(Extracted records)
--------------------------------

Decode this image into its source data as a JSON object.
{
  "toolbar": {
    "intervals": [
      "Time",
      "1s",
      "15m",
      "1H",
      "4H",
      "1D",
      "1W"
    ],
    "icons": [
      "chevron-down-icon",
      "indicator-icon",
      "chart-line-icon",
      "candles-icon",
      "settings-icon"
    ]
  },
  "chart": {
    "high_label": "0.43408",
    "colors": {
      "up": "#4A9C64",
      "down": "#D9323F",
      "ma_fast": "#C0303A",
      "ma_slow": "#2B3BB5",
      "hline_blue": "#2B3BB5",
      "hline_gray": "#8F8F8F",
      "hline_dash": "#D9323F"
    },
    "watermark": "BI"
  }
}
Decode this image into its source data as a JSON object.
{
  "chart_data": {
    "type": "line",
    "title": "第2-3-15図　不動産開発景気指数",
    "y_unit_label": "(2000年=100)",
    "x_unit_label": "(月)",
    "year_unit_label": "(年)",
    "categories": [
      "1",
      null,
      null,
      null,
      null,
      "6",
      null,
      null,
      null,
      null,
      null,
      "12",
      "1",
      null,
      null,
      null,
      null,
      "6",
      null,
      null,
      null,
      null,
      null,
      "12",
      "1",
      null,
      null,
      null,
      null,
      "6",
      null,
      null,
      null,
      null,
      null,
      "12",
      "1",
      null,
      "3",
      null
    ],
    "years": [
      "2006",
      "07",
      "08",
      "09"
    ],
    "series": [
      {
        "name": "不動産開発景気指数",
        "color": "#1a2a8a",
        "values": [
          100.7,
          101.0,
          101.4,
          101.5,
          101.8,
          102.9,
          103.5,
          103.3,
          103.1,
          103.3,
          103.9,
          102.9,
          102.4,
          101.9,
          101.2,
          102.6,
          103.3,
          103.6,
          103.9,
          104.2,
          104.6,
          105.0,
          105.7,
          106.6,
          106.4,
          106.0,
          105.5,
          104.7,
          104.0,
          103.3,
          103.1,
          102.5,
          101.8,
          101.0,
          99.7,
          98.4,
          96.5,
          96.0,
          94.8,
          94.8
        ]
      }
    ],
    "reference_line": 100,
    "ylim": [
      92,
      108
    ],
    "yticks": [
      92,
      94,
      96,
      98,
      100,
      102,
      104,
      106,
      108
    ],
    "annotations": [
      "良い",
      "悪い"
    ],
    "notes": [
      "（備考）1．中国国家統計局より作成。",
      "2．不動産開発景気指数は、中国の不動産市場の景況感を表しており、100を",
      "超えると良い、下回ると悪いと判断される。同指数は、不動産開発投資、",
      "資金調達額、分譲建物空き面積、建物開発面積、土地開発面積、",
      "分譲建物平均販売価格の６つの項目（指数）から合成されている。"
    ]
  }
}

--------------------------------

**Problem requirements**
The records above need to be transcribed in full. Keep every character unchanged.

**Problem solution**
Decode this image into its source data as a JSON object.
{
  "toolbar": {
    "intervals": [
      "Time",
      "1s",
      "15m",
      "1H",
      "4H",
      "1D",
      "1W"
    ],
    "icons": [
      "chevron-down-icon",
      "indicator-icon",
      "chart-line-icon",
      "candles-icon",
      "settings-icon"
    ]
  },
  "chart": {
    "high_label": "0.43408",
    "colors": {
      "up": "#4A9C64",
      "down": "#D9323F",
      "ma_fast": "#C0303A",
      "ma_slow": "#2B3BB5",
      "hline_blue": "#2B3BB5",
      "hline_gray": "#8F8F8F",
      "hline_dash": "#D9323F"
    },
    "watermark": "BI"
  }
}
Decode this image into its source data as a JSON object.
{
  "chart_data": {
    "type": "line",
    "title": "第2-3-15図　不動産開発景気指数",
    "y_unit_label": "(2000年=100)",
    "x_unit_label": "(月)",
    "year_unit_label": "(年)",
    "categories": [
      "1",
      null,
      null,
      null,
      null,
      "6",
      null,
      null,
      null,
      null,
      null,
      "12",
      "1",
      null,
      null,
      null,
      null,
      "6",
      null,
      null,
      null,
      null,
      null,
      "12",
      "1",
      null,
      null,
      null,
      null,
      "6",
      null,
      null,
      null,
      null,
      null,
      "12",
      "1",
      null,
      "3",
      null
    ],
    "years": [
      "2006",
      "07",
      "08",
      "09"
    ],
    "series": [
      {
        "name": "不動産開発景気指数",
        "color": "#1a2a8a",
        "values": [
          100.7,
          101.0,
          101.4,
          101.5,
          101.8,
          102.9,
          103.5,
          103.3,
          103.1,
          103.3,
          103.9,
          102.9,
          102.4,
          101.9,
          101.2,
          102.6,
          103.3,
          103.6,
          103.9,
          104.2,
          104.6,
          105.0,
          105.7,
          106.6,
          106.4,
          106.0,
          105.5,
          104.7,
          104.0,
          103.3,
          103.1,
          102.5,
          101.8,
          101.0,
          99.7,
          98.4,
          96.5,
          96.0,
          94.8,
          94.8
        ]
      }
    ],
    "reference_line": 100,
    "ylim": [
      92,
      108
    ],
    "yticks": [
      92,
      94,
      96,
      98,
      100,
      102,
      104,
      106,
      108
    ],
    "annotations": [
      "良い",
      "悪い"
    ],
    "notes": [
      "（備考）1．中国国家統計局より作成。",
      "2．不動産開発景気指数は、中国の不動産市場の景況感を表しており、100を",
      "超えると良い、下回ると悪いと判断される。同指数は、不動産開発投資、",
      "資金調達額、分譲建物空き面積、建物開発面積、土地開発面積、",
      "分譲建物平均販売価格の６つの項目（指数）から合成されている。"
    ]
  }
}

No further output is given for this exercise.